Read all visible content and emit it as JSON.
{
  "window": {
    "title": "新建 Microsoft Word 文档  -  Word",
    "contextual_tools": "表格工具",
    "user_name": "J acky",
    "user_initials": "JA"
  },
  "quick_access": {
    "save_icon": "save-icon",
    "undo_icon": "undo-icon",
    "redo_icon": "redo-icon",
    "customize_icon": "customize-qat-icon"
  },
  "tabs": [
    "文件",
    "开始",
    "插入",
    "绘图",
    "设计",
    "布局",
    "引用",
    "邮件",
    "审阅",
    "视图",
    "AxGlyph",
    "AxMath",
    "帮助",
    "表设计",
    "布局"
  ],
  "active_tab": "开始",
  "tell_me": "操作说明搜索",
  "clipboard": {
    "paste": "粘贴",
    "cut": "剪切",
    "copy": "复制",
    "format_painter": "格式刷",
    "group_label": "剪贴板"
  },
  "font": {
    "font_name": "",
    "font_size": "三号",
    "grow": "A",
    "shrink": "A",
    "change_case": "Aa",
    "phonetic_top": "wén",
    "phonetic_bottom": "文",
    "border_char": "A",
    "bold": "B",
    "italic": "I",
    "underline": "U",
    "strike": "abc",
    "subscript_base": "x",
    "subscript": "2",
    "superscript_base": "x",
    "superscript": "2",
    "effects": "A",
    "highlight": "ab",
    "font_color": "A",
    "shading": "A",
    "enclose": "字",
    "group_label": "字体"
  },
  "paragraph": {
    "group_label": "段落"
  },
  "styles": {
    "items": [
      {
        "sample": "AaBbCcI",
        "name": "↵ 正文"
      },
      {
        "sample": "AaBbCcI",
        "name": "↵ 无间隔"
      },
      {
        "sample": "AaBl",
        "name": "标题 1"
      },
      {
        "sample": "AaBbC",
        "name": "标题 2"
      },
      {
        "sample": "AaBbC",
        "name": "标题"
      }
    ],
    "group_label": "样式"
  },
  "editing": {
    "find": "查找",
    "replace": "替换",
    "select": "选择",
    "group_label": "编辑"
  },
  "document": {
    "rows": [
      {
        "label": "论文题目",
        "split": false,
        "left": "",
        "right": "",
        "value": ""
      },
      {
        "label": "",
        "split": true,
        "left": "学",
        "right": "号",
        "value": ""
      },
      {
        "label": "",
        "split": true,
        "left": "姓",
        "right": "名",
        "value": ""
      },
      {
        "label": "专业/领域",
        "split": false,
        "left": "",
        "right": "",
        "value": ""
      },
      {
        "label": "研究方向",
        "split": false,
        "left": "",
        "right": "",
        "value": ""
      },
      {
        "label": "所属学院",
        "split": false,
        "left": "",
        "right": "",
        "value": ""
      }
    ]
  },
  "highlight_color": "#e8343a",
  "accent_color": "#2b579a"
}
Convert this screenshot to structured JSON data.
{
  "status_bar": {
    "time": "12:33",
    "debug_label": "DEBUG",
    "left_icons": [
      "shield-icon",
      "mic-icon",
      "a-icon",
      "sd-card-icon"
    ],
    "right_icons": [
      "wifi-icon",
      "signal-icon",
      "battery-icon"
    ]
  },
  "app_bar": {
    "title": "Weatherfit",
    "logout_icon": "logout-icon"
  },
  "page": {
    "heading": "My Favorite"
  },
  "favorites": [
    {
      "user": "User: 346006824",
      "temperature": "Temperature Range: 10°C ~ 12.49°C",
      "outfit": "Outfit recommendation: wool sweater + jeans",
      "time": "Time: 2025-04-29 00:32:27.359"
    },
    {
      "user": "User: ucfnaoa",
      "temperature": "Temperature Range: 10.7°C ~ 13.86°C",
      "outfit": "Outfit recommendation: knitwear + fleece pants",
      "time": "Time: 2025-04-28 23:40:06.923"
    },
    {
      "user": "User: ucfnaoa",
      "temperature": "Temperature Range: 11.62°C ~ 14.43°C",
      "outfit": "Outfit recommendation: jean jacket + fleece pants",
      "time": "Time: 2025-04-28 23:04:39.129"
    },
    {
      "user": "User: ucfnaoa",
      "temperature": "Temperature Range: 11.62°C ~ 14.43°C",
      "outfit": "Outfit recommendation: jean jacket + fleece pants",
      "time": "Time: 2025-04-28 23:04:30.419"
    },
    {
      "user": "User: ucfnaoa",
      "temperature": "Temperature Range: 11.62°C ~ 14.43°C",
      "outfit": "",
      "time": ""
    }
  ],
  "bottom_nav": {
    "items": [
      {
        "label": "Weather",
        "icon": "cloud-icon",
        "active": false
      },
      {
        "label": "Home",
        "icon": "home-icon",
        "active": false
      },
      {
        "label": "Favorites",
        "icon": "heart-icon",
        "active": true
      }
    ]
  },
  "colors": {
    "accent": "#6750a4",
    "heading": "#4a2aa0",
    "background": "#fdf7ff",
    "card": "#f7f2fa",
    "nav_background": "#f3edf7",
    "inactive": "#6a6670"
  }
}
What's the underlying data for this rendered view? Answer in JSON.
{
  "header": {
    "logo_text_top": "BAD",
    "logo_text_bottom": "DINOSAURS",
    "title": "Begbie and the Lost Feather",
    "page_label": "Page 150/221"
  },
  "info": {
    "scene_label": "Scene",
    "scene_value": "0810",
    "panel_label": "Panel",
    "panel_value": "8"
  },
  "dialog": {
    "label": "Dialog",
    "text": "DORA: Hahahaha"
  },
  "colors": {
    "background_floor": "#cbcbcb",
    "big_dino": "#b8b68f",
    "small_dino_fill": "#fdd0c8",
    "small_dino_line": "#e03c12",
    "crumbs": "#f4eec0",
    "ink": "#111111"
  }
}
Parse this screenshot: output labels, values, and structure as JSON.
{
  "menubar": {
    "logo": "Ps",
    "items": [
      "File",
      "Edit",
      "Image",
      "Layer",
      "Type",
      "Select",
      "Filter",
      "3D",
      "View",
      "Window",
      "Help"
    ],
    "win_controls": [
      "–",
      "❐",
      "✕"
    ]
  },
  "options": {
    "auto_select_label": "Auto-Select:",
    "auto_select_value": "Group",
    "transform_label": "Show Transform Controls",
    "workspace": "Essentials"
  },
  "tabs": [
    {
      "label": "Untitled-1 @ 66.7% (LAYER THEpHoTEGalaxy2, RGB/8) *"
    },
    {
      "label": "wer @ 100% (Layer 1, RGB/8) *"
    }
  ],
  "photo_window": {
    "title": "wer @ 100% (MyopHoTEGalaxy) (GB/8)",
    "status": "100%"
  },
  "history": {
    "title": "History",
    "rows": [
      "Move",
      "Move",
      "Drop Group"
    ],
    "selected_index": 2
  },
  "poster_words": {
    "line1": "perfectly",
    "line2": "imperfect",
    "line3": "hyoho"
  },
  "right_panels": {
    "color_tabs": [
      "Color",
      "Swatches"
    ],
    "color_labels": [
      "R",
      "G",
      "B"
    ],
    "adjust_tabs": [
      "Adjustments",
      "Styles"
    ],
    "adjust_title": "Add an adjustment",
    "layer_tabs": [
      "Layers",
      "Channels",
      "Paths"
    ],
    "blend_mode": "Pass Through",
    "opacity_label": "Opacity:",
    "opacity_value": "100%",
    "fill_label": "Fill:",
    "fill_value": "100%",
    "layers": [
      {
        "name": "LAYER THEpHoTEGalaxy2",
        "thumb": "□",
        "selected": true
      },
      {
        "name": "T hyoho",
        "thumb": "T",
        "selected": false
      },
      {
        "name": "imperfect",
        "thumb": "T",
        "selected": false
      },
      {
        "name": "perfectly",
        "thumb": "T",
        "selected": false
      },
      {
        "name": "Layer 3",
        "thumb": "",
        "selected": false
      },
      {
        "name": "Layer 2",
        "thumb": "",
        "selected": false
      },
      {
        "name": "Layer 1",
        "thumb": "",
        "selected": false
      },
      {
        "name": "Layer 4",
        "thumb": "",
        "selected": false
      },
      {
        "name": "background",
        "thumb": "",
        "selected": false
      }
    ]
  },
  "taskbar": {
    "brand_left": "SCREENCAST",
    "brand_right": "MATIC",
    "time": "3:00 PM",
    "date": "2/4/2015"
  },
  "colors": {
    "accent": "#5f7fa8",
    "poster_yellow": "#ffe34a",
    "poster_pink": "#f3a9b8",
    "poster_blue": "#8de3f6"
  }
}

******************************

State how many lines in the entries above include the word "data"; reply with the number alone.

> [Task result]: 2